* TASK TO CARRY OUT
Drop every picture and give the entries back exactly.

* AVAILABLE RECORDS

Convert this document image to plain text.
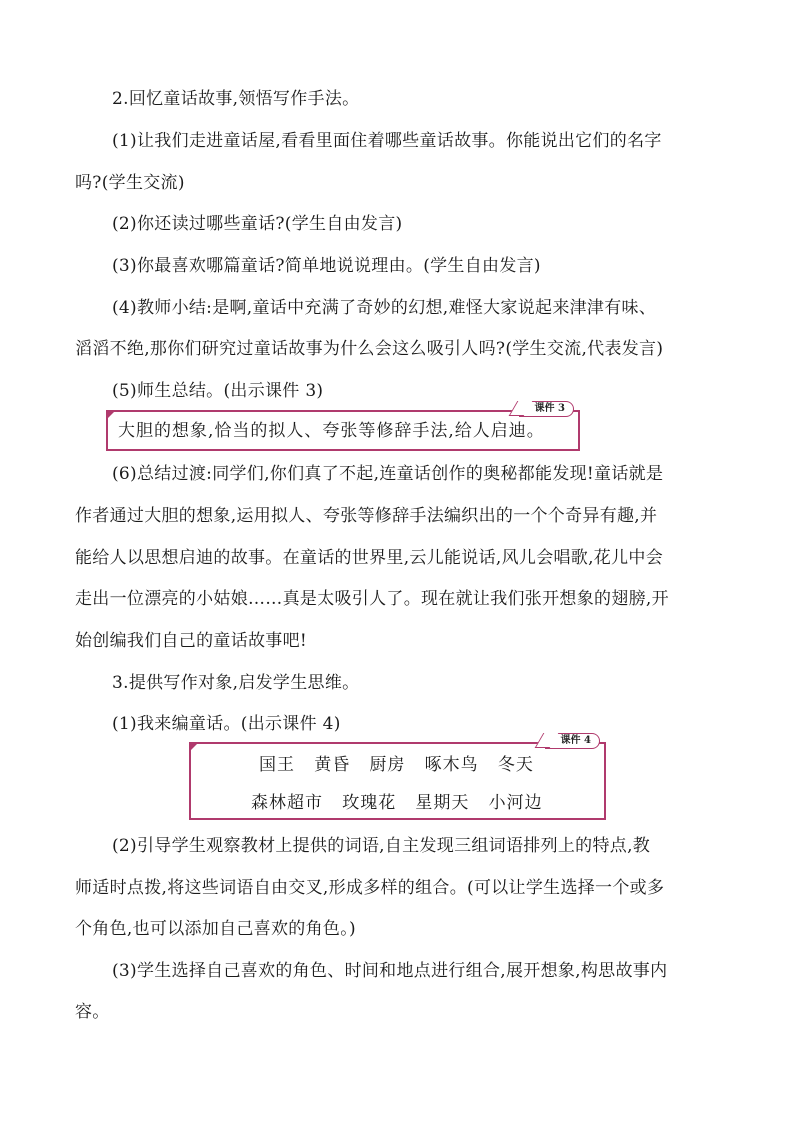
2.回忆童话故事,领悟写作手法。
(1)让我们走进童话屋,看看里面住着哪些童话故事。你能说出它们的名字
吗?(学生交流)
(2)你还读过哪些童话?(学生自由发言)
(3)你最喜欢哪篇童话?简单地说说理由。(学生自由发言)
(4)教师小结:是啊,童话中充满了奇妙的幻想,难怪大家说起来津津有味、
滔滔不绝,那你们研究过童话故事为什么会这么吸引人吗?(学生交流,代表发言)
(5)师生总结。(出示课件 3)
课件 3
大胆的想象,恰当的拟人、夸张等修辞手法,给人启迪。
(6)总结过渡:同学们,你们真了不起,连童话创作的奥秘都能发现!童话就是
作者通过大胆的想象,运用拟人、夸张等修辞手法编织出的一个个奇异有趣,并
能给人以思想启迪的故事。在童话的世界里,云儿能说话,风儿会唱歌,花儿中会
走出一位漂亮的小姑娘……真是太吸引人了。现在就让我们张开想象的翅膀,开
始创编我们自己的童话故事吧!
3.提供写作对象,启发学生思维。
(1)我来编童话。(出示课件 4)
课件 4
国王   黄昏   厨房   啄木鸟   冬天
森林超市   玫瑰花   星期天   小河边
(2)引导学生观察教材上提供的词语,自主发现三组词语排列上的特点,教
师适时点拨,将这些词语自由交叉,形成多样的组合。(可以让学生选择一个或多
个角色,也可以添加自己喜欢的角色。)
(3)学生选择自己喜欢的角色、时间和地点进行组合,展开想象,构思故事内
容。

* FINISHED ANSWER
Convert this document image to plain text.
2.回忆童话故事,领悟写作手法。
(1)让我们走进童话屋,看看里面住着哪些童话故事。你能说出它们的名字
吗?(学生交流)
(2)你还读过哪些童话?(学生自由发言)
(3)你最喜欢哪篇童话?简单地说说理由。(学生自由发言)
(4)教师小结:是啊,童话中充满了奇妙的幻想,难怪大家说起来津津有味、
滔滔不绝,那你们研究过童话故事为什么会这么吸引人吗?(学生交流,代表发言)
(5)师生总结。(出示课件 3)
课件 3
大胆的想象,恰当的拟人、夸张等修辞手法,给人启迪。
(6)总结过渡:同学们,你们真了不起,连童话创作的奥秘都能发现!童话就是
作者通过大胆的想象,运用拟人、夸张等修辞手法编织出的一个个奇异有趣,并
能给人以思想启迪的故事。在童话的世界里,云儿能说话,风儿会唱歌,花儿中会
走出一位漂亮的小姑娘……真是太吸引人了。现在就让我们张开想象的翅膀,开
始创编我们自己的童话故事吧!
3.提供写作对象,启发学生思维。
(1)我来编童话。(出示课件 4)
课件 4
国王   黄昏   厨房   啄木鸟   冬天
森林超市   玫瑰花   星期天   小河边
(2)引导学生观察教材上提供的词语,自主发现三组词语排列上的特点,教
师适时点拨,将这些词语自由交叉,形成多样的组合。(可以让学生选择一个或多
个角色,也可以添加自己喜欢的角色。)
(3)学生选择自己喜欢的角色、时间和地点进行组合,展开想象,构思故事内
容。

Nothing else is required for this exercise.